The task:
Find the string "name" and gather every line that holds it.

(Entries from a dataset)
========================================================================

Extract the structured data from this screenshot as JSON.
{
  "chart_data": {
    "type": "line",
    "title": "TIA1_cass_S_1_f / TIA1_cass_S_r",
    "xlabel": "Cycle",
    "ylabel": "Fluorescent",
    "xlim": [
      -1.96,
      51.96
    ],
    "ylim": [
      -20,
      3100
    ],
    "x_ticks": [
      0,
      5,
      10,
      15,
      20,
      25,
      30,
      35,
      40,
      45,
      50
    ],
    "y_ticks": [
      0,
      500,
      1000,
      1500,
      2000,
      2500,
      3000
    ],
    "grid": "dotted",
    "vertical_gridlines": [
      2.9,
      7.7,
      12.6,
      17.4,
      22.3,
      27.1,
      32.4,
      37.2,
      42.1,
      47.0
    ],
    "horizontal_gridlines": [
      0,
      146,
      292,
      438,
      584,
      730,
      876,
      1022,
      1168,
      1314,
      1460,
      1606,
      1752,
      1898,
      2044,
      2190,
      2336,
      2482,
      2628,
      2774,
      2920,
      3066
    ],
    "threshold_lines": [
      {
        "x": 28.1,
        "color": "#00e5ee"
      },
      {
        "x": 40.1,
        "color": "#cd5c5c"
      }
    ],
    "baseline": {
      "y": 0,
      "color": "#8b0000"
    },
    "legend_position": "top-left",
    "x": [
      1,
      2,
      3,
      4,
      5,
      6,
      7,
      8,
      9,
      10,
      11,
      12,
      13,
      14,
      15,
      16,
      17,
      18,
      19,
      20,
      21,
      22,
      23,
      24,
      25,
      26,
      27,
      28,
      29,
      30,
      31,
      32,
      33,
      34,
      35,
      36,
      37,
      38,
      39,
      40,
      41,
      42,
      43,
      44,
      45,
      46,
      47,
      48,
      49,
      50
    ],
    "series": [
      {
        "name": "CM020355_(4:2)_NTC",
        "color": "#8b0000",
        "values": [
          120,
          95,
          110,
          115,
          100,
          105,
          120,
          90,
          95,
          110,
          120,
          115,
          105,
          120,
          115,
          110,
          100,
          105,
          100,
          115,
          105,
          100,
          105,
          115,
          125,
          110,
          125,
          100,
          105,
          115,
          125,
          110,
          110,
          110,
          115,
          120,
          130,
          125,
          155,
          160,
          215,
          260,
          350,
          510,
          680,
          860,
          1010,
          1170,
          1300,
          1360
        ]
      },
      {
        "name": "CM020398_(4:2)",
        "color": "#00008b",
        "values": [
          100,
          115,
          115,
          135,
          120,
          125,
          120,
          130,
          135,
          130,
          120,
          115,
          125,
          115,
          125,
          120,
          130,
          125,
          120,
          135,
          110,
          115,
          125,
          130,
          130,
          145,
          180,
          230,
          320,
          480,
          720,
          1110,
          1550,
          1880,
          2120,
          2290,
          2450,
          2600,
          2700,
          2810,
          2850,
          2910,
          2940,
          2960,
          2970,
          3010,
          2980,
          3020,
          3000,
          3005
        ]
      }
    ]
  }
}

========================================================================

Exercise result:
        "name": "CM020355_(4:2)_NTC",
        "name": "CM020398_(4:2)",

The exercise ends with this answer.